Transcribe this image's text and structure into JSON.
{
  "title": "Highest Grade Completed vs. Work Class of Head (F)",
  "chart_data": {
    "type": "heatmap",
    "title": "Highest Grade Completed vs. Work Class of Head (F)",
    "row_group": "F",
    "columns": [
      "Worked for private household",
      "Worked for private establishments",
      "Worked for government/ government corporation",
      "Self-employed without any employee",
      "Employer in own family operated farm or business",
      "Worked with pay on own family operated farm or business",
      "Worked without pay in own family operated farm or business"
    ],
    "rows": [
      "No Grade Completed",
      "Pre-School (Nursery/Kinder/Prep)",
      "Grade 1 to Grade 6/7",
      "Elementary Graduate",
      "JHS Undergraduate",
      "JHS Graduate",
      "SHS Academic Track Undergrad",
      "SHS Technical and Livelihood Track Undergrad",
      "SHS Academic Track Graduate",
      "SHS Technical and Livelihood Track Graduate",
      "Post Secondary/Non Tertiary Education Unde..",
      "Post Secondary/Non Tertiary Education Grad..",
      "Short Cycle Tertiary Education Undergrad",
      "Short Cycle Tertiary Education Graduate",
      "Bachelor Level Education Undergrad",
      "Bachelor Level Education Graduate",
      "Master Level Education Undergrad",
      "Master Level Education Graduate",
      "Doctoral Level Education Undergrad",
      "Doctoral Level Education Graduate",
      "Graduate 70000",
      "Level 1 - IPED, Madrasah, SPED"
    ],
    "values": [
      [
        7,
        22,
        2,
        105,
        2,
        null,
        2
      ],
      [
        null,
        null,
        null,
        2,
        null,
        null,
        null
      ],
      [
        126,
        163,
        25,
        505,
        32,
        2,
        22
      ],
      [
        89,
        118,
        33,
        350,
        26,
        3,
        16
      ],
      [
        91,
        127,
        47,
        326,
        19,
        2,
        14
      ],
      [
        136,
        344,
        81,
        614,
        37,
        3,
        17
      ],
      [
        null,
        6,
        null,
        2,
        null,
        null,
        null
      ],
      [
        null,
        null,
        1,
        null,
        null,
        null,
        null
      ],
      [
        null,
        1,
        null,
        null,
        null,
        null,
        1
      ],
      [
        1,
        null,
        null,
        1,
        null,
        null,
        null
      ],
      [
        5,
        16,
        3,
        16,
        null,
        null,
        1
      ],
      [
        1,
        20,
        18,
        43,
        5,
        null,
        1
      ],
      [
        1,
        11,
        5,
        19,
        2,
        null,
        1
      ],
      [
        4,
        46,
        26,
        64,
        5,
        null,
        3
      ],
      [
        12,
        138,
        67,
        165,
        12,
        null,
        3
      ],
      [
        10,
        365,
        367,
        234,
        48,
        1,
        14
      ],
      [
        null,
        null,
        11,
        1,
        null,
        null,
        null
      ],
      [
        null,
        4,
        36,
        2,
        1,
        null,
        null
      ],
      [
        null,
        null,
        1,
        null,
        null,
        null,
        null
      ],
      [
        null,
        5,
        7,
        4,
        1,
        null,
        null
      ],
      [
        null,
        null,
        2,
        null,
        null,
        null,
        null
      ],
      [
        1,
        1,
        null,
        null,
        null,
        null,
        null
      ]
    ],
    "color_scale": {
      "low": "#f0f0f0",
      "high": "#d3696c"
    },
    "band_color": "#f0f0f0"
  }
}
★ ★ ★ ★ ★
• _Given exercise_
Return all of the entries exactly as they were supplied.

• _Result below_
Transcribe this image's text and structure into JSON.
{
  "title": "Highest Grade Completed vs. Work Class of Head (F)",
  "chart_data": {
    "type": "heatmap",
    "title": "Highest Grade Completed vs. Work Class of Head (F)",
    "row_group": "F",
    "columns": [
      "Worked for private household",
      "Worked for private establishments",
      "Worked for government/ government corporation",
      "Self-employed without any employee",
      "Employer in own family operated farm or business",
      "Worked with pay on own family operated farm or business",
      "Worked without pay in own family operated farm or business"
    ],
    "rows": [
      "No Grade Completed",
      "Pre-School (Nursery/Kinder/Prep)",
      "Grade 1 to Grade 6/7",
      "Elementary Graduate",
      "JHS Undergraduate",
      "JHS Graduate",
      "SHS Academic Track Undergrad",
      "SHS Technical and Livelihood Track Undergrad",
      "SHS Academic Track Graduate",
      "SHS Technical and Livelihood Track Graduate",
      "Post Secondary/Non Tertiary Education Unde..",
      "Post Secondary/Non Tertiary Education Grad..",
      "Short Cycle Tertiary Education Undergrad",
      "Short Cycle Tertiary Education Graduate",
      "Bachelor Level Education Undergrad",
      "Bachelor Level Education Graduate",
      "Master Level Education Undergrad",
      "Master Level Education Graduate",
      "Doctoral Level Education Undergrad",
      "Doctoral Level Education Graduate",
      "Graduate 70000",
      "Level 1 - IPED, Madrasah, SPED"
    ],
    "values": [
      [
        7,
        22,
        2,
        105,
        2,
        null,
        2
      ],
      [
        null,
        null,
        null,
        2,
        null,
        null,
        null
      ],
      [
        126,
        163,
        25,
        505,
        32,
        2,
        22
      ],
      [
        89,
        118,
        33,
        350,
        26,
        3,
        16
      ],
      [
        91,
        127,
        47,
        326,
        19,
        2,
        14
      ],
      [
        136,
        344,
        81,
        614,
        37,
        3,
        17
      ],
      [
        null,
        6,
        null,
        2,
        null,
        null,
        null
      ],
      [
        null,
        null,
        1,
        null,
        null,
        null,
        null
      ],
      [
        null,
        1,
        null,
        null,
        null,
        null,
        1
      ],
      [
        1,
        null,
        null,
        1,
        null,
        null,
        null
      ],
      [
        5,
        16,
        3,
        16,
        null,
        null,
        1
      ],
      [
        1,
        20,
        18,
        43,
        5,
        null,
        1
      ],
      [
        1,
        11,
        5,
        19,
        2,
        null,
        1
      ],
      [
        4,
        46,
        26,
        64,
        5,
        null,
        3
      ],
      [
        12,
        138,
        67,
        165,
        12,
        null,
        3
      ],
      [
        10,
        365,
        367,
        234,
        48,
        1,
        14
      ],
      [
        null,
        null,
        11,
        1,
        null,
        null,
        null
      ],
      [
        null,
        4,
        36,
        2,
        1,
        null,
        null
      ],
      [
        null,
        null,
        1,
        null,
        null,
        null,
        null
      ],
      [
        null,
        5,
        7,
        4,
        1,
        null,
        null
      ],
      [
        null,
        null,
        2,
        null,
        null,
        null,
        null
      ],
      [
        1,
        1,
        null,
        null,
        null,
        null,
        null
      ]
    ],
    "color_scale": {
      "low": "#f0f0f0",
      "high": "#d3696c"
    },
    "band_color": "#f0f0f0"
  }
}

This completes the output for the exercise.